**WHAT TO WORK ON:**
Can you transcribe the data exactly? Leave the pictures out.

* Begin *

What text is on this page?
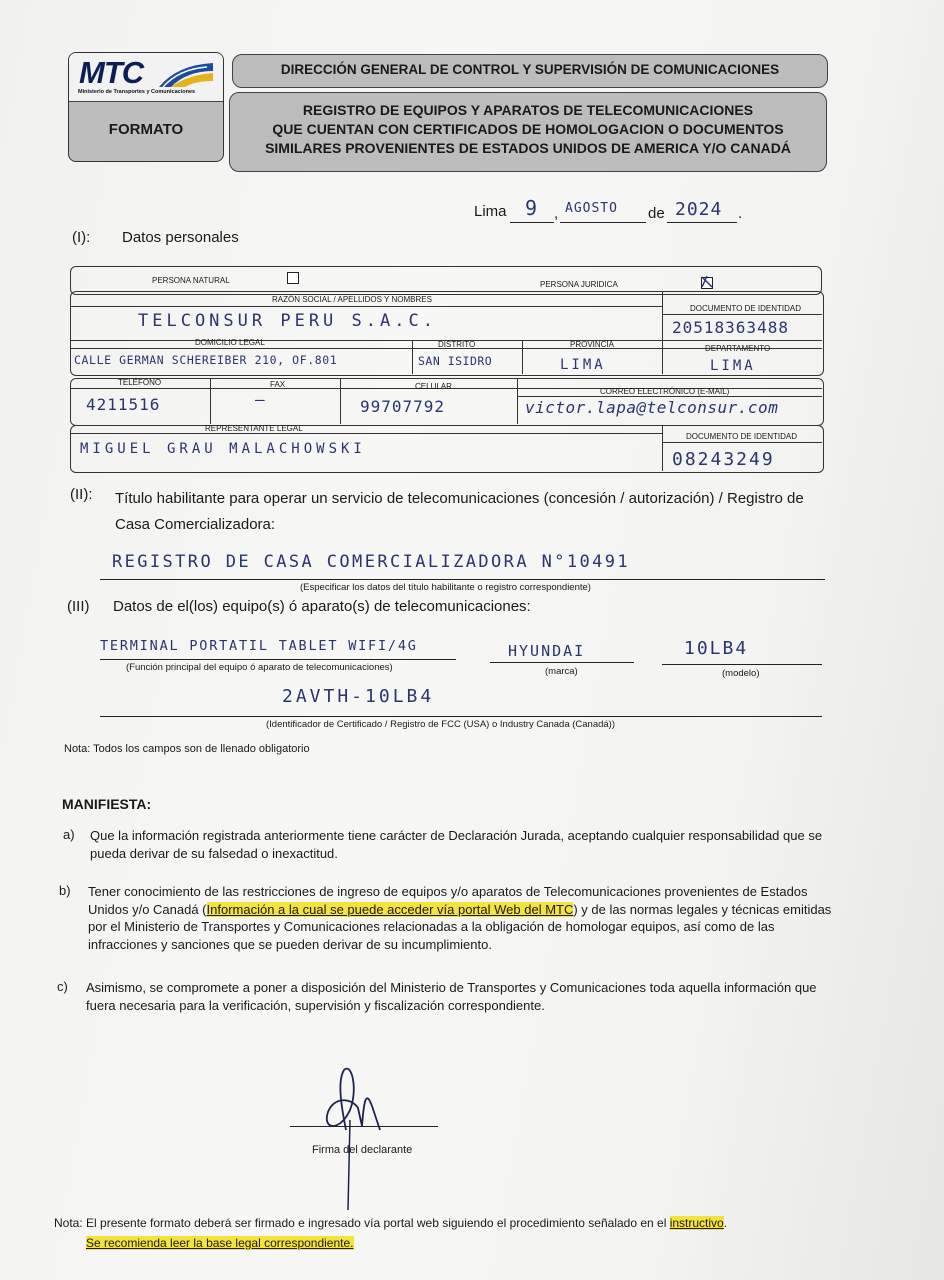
MTC
Ministerio de Transportes y Comunicaciones
FORMATO
DIRECCIÓN GENERAL DE CONTROL Y SUPERVISIÓN DE COMUNICACIONES
REGISTRO DE EQUIPOS Y APARATOS DE TELECOMUNICACIONES
QUE CUENTAN CON CERTIFICADOS DE HOMOLOGACION O DOCUMENTOS
SIMILARES PROVENIENTES DE ESTADOS UNIDOS DE AMERICA Y/O CANADÁ
Lima 9 , AGOSTO de 2024 .
(I): Datos personales
PERSONA NATURAL	PERSONA JURIDICA
RAZÓN SOCIAL / APELLIDOS Y NOMBRES
DOCUMENTO DE IDENTIDAD
TELCONSUR PERU S.A.C.	20518363488
DOMICILIO LEGAL	DISTRITO	PROVINCIA	DEPARTAMENTO
CALLE GERMAN SCHEREIBER 210, OF.801	SAN ISIDRO	LIMA	LIMA
TELÉFONO	FAX	CELULAR
CORREO ELECTRÓNICO (E-MAIL)
4211516	—	99707792	victor.lapa@telconsur.com
REPRESENTANTE LEGAL
DOCUMENTO DE IDENTIDAD
MIGUEL GRAU MALACHOWSKI	08243249
(II): Título habilitante para operar un servicio de telecomunicaciones (concesión / autorización) / Registro de Casa Comercializadora:
REGISTRO DE CASA COMERCIALIZADORA N°10491
(Especificar los datos del título habilitante o registro correspondiente)
(III) Datos de el(los) equipo(s) ó aparato(s) de telecomunicaciones:
TERMINAL PORTATIL TABLET WIFI/4G
(Función principal del equipo ó aparato de telecomunicaciones)
HYUNDAI
(marca)
10LB4
(modelo)
2AVTH-10LB4
(Identificador de Certificado / Registro de FCC (USA) o Industry Canada (Canadá))
Nota: Todos los campos son de llenado obligatorio
MANIFIESTA:
a) Que la información registrada anteriormente tiene carácter de Declaración Jurada, aceptando cualquier responsabilidad que se pueda derivar de su falsedad o inexactitud.
b) Tener conocimiento de las restricciones de ingreso de equipos y/o aparatos de Telecomunicaciones provenientes de Estados Unidos y/o Canadá (Información a la cual se puede acceder vía portal Web del MTC) y de las normas legales y técnicas emitidas por el Ministerio de Transportes y Comunicaciones relacionadas a la obligación de homologar equipos, así como de las infracciones y sanciones que se pueden derivar de su incumplimiento.
c) Asimismo, se compromete a poner a disposición del Ministerio de Transportes y Comunicaciones toda aquella información que fuera necesaria para la verificación, supervisión y fiscalización correspondiente.
Firma del declarante
Nota: El presente formato deberá ser firmado e ingresado vía portal web siguiendo el procedimiento señalado en el instructivo.
Se recomienda leer la base legal correspondiente.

* End *

**TASK RESPONSE:**
What text is on this page?
MTC
Ministerio de Transportes y Comunicaciones
FORMATO
DIRECCIÓN GENERAL DE CONTROL Y SUPERVISIÓN DE COMUNICACIONES
REGISTRO DE EQUIPOS Y APARATOS DE TELECOMUNICACIONES
QUE CUENTAN CON CERTIFICADOS DE HOMOLOGACION O DOCUMENTOS
SIMILARES PROVENIENTES DE ESTADOS UNIDOS DE AMERICA Y/O CANADÁ
Lima 9 , AGOSTO de 2024 .
(I): Datos personales
PERSONA NATURAL	PERSONA JURIDICA
RAZÓN SOCIAL / APELLIDOS Y NOMBRES
DOCUMENTO DE IDENTIDAD
TELCONSUR PERU S.A.C.	20518363488
DOMICILIO LEGAL	DISTRITO	PROVINCIA	DEPARTAMENTO
CALLE GERMAN SCHEREIBER 210, OF.801	SAN ISIDRO	LIMA	LIMA
TELÉFONO	FAX	CELULAR
CORREO ELECTRÓNICO (E-MAIL)
4211516	—	99707792	victor.lapa@telconsur.com
REPRESENTANTE LEGAL
DOCUMENTO DE IDENTIDAD
MIGUEL GRAU MALACHOWSKI	08243249
(II): Título habilitante para operar un servicio de telecomunicaciones (concesión / autorización) / Registro de Casa Comercializadora:
REGISTRO DE CASA COMERCIALIZADORA N°10491
(Especificar los datos del título habilitante o registro correspondiente)
(III) Datos de el(los) equipo(s) ó aparato(s) de telecomunicaciones:
TERMINAL PORTATIL TABLET WIFI/4G
(Función principal del equipo ó aparato de telecomunicaciones)
HYUNDAI
(marca)
10LB4
(modelo)
2AVTH-10LB4
(Identificador de Certificado / Registro de FCC (USA) o Industry Canada (Canadá))
Nota: Todos los campos son de llenado obligatorio
MANIFIESTA:
a) Que la información registrada anteriormente tiene carácter de Declaración Jurada, aceptando cualquier responsabilidad que se pueda derivar de su falsedad o inexactitud.
b) Tener conocimiento de las restricciones de ingreso de equipos y/o aparatos de Telecomunicaciones provenientes de Estados Unidos y/o Canadá (Información a la cual se puede acceder vía portal Web del MTC) y de las normas legales y técnicas emitidas por el Ministerio de Transportes y Comunicaciones relacionadas a la obligación de homologar equipos, así como de las infracciones y sanciones que se pueden derivar de su incumplimiento.
c) Asimismo, se compromete a poner a disposición del Ministerio de Transportes y Comunicaciones toda aquella información que fuera necesaria para la verificación, supervisión y fiscalización correspondiente.
Firma del declarante
Nota: El presente formato deberá ser firmado e ingresado vía portal web siguiendo el procedimiento señalado en el instructivo.
Se recomienda leer la base legal correspondiente.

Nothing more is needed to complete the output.